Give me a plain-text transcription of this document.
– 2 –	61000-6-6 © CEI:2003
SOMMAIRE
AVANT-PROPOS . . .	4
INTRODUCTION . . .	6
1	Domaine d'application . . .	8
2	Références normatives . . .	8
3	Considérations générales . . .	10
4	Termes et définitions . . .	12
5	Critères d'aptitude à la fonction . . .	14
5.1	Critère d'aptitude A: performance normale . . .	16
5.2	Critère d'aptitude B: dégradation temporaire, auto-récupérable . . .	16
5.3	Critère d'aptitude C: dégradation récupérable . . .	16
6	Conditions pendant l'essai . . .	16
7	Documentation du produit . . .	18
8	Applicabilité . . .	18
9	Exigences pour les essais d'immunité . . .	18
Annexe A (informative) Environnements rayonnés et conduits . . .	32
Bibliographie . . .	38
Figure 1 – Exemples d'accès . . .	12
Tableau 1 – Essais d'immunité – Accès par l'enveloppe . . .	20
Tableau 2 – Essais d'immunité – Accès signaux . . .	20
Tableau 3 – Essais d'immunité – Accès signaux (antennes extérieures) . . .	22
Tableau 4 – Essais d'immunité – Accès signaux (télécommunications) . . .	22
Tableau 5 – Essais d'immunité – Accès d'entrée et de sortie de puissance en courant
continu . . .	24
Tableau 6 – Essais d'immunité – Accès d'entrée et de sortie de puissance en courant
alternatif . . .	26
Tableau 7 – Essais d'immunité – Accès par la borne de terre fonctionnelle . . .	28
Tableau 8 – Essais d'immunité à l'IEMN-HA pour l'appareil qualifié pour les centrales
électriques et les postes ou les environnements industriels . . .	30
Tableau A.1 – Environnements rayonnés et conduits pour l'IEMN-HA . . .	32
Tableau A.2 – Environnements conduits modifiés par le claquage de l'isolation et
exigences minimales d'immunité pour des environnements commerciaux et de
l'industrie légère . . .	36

**Exercise prompt**. Each line of the listing should be echoed back exactly.

**Task answer**.
Give me a plain-text transcription of this document.
– 2 –	61000-6-6 © CEI:2003
SOMMAIRE
AVANT-PROPOS . . .	4
INTRODUCTION . . .	6
1	Domaine d'application . . .	8
2	Références normatives . . .	8
3	Considérations générales . . .	10
4	Termes et définitions . . .	12
5	Critères d'aptitude à la fonction . . .	14
5.1	Critère d'aptitude A: performance normale . . .	16
5.2	Critère d'aptitude B: dégradation temporaire, auto-récupérable . . .	16
5.3	Critère d'aptitude C: dégradation récupérable . . .	16
6	Conditions pendant l'essai . . .	16
7	Documentation du produit . . .	18
8	Applicabilité . . .	18
9	Exigences pour les essais d'immunité . . .	18
Annexe A (informative) Environnements rayonnés et conduits . . .	32
Bibliographie . . .	38
Figure 1 – Exemples d'accès . . .	12
Tableau 1 – Essais d'immunité – Accès par l'enveloppe . . .	20
Tableau 2 – Essais d'immunité – Accès signaux . . .	20
Tableau 3 – Essais d'immunité – Accès signaux (antennes extérieures) . . .	22
Tableau 4 – Essais d'immunité – Accès signaux (télécommunications) . . .	22
Tableau 5 – Essais d'immunité – Accès d'entrée et de sortie de puissance en courant
continu . . .	24
Tableau 6 – Essais d'immunité – Accès d'entrée et de sortie de puissance en courant
alternatif . . .	26
Tableau 7 – Essais d'immunité – Accès par la borne de terre fonctionnelle . . .	28
Tableau 8 – Essais d'immunité à l'IEMN-HA pour l'appareil qualifié pour les centrales
électriques et les postes ou les environnements industriels . . .	30
Tableau A.1 – Environnements rayonnés et conduits pour l'IEMN-HA . . .	32
Tableau A.2 – Environnements conduits modifiés par le claquage de l'isolation et
exigences minimales d'immunité pour des environnements commerciaux et de
l'industrie légère . . .	36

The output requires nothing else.